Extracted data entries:
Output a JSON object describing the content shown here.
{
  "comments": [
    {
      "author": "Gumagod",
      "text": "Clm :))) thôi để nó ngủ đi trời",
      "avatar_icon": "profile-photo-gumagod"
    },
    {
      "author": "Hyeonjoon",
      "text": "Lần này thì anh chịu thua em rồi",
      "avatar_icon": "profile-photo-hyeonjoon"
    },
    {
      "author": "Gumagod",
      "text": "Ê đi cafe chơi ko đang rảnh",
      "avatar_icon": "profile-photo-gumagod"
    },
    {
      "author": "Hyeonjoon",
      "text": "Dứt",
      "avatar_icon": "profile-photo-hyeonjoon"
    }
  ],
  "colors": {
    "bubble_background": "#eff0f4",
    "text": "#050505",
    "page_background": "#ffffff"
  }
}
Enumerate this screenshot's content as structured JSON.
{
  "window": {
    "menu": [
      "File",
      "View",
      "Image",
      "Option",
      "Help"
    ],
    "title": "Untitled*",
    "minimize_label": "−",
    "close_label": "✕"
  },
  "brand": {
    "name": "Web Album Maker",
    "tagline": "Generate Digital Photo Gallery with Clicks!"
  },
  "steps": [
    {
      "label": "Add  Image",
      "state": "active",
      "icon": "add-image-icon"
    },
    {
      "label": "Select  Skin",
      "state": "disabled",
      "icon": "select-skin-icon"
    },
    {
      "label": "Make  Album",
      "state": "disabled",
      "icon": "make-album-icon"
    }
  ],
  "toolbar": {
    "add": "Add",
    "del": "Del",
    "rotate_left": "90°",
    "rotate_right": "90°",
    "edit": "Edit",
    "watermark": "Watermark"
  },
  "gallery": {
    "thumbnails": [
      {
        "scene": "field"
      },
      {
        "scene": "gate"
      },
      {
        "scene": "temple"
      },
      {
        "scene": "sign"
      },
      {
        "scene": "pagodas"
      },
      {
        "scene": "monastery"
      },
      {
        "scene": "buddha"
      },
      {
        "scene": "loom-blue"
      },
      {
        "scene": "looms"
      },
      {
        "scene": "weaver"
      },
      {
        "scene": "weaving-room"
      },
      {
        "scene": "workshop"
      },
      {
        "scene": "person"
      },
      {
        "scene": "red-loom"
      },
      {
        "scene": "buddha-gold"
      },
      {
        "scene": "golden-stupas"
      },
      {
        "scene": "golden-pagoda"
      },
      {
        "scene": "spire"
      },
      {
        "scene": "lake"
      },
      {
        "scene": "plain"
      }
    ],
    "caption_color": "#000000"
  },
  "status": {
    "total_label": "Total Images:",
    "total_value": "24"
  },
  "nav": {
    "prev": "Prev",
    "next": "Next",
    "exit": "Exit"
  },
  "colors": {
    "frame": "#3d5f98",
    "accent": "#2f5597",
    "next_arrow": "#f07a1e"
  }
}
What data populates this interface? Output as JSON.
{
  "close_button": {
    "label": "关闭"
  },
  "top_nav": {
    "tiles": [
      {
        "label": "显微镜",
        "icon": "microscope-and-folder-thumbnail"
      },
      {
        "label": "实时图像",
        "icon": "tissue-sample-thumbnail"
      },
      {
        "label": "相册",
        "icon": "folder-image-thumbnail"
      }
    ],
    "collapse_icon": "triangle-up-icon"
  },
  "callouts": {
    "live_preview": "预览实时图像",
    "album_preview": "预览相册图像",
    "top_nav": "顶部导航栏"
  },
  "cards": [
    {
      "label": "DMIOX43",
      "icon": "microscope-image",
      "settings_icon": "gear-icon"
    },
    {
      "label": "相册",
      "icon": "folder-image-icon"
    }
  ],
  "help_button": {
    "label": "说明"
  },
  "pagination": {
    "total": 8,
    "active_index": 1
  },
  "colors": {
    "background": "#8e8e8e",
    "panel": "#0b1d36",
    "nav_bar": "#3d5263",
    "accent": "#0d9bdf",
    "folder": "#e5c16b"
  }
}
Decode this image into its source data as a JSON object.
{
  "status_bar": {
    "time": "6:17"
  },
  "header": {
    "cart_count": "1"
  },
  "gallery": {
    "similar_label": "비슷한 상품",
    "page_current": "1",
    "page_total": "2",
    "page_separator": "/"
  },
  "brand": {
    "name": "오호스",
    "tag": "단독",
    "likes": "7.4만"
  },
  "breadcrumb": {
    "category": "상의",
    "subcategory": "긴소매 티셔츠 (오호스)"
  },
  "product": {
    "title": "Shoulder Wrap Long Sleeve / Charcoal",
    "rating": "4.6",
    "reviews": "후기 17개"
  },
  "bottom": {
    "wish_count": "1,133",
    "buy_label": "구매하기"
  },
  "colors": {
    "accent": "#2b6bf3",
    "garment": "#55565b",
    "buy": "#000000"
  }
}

● Given instruction:
Reproduce the material in full, with no word added or dropped.

● Output for this exercise:
Output a JSON object describing the content shown here.
{
  "comments": [
    {
      "author": "Gumagod",
      "text": "Clm :))) thôi để nó ngủ đi trời",
      "avatar_icon": "profile-photo-gumagod"
    },
    {
      "author": "Hyeonjoon",
      "text": "Lần này thì anh chịu thua em rồi",
      "avatar_icon": "profile-photo-hyeonjoon"
    },
    {
      "author": "Gumagod",
      "text": "Ê đi cafe chơi ko đang rảnh",
      "avatar_icon": "profile-photo-gumagod"
    },
    {
      "author": "Hyeonjoon",
      "text": "Dứt",
      "avatar_icon": "profile-photo-hyeonjoon"
    }
  ],
  "colors": {
    "bubble_background": "#eff0f4",
    "text": "#050505",
    "page_background": "#ffffff"
  }
}
Enumerate this screenshot's content as structured JSON.
{
  "window": {
    "menu": [
      "File",
      "View",
      "Image",
      "Option",
      "Help"
    ],
    "title": "Untitled*",
    "minimize_label": "−",
    "close_label": "✕"
  },
  "brand": {
    "name": "Web Album Maker",
    "tagline": "Generate Digital Photo Gallery with Clicks!"
  },
  "steps": [
    {
      "label": "Add  Image",
      "state": "active",
      "icon": "add-image-icon"
    },
    {
      "label": "Select  Skin",
      "state": "disabled",
      "icon": "select-skin-icon"
    },
    {
      "label": "Make  Album",
      "state": "disabled",
      "icon": "make-album-icon"
    }
  ],
  "toolbar": {
    "add": "Add",
    "del": "Del",
    "rotate_left": "90°",
    "rotate_right": "90°",
    "edit": "Edit",
    "watermark": "Watermark"
  },
  "gallery": {
    "thumbnails": [
      {
        "scene": "field"
      },
      {
        "scene": "gate"
      },
      {
        "scene": "temple"
      },
      {
        "scene": "sign"
      },
      {
        "scene": "pagodas"
      },
      {
        "scene": "monastery"
      },
      {
        "scene": "buddha"
      },
      {
        "scene": "loom-blue"
      },
      {
        "scene": "looms"
      },
      {
        "scene": "weaver"
      },
      {
        "scene": "weaving-room"
      },
      {
        "scene": "workshop"
      },
      {
        "scene": "person"
      },
      {
        "scene": "red-loom"
      },
      {
        "scene": "buddha-gold"
      },
      {
        "scene": "golden-stupas"
      },
      {
        "scene": "golden-pagoda"
      },
      {
        "scene": "spire"
      },
      {
        "scene": "lake"
      },
      {
        "scene": "plain"
      }
    ],
    "caption_color": "#000000"
  },
  "status": {
    "total_label": "Total Images:",
    "total_value": "24"
  },
  "nav": {
    "prev": "Prev",
    "next": "Next",
    "exit": "Exit"
  },
  "colors": {
    "frame": "#3d5f98",
    "accent": "#2f5597",
    "next_arrow": "#f07a1e"
  }
}
What data populates this interface? Output as JSON.
{
  "close_button": {
    "label": "关闭"
  },
  "top_nav": {
    "tiles": [
      {
        "label": "显微镜",
        "icon": "microscope-and-folder-thumbnail"
      },
      {
        "label": "实时图像",
        "icon": "tissue-sample-thumbnail"
      },
      {
        "label": "相册",
        "icon": "folder-image-thumbnail"
      }
    ],
    "collapse_icon": "triangle-up-icon"
  },
  "callouts": {
    "live_preview": "预览实时图像",
    "album_preview": "预览相册图像",
    "top_nav": "顶部导航栏"
  },
  "cards": [
    {
      "label": "DMIOX43",
      "icon": "microscope-image",
      "settings_icon": "gear-icon"
    },
    {
      "label": "相册",
      "icon": "folder-image-icon"
    }
  ],
  "help_button": {
    "label": "说明"
  },
  "pagination": {
    "total": 8,
    "active_index": 1
  },
  "colors": {
    "background": "#8e8e8e",
    "panel": "#0b1d36",
    "nav_bar": "#3d5263",
    "accent": "#0d9bdf",
    "folder": "#e5c16b"
  }
}
Decode this image into its source data as a JSON object.
{
  "status_bar": {
    "time": "6:17"
  },
  "header": {
    "cart_count": "1"
  },
  "gallery": {
    "similar_label": "비슷한 상품",
    "page_current": "1",
    "page_total": "2",
    "page_separator": "/"
  },
  "brand": {
    "name": "오호스",
    "tag": "단독",
    "likes": "7.4만"
  },
  "breadcrumb": {
    "category": "상의",
    "subcategory": "긴소매 티셔츠 (오호스)"
  },
  "product": {
    "title": "Shoulder Wrap Long Sleeve / Charcoal",
    "rating": "4.6",
    "reviews": "후기 17개"
  },
  "bottom": {
    "wish_count": "1,133",
    "buy_label": "구매하기"
  },
  "colors": {
    "accent": "#2b6bf3",
    "garment": "#55565b",
    "buy": "#000000"
  }
}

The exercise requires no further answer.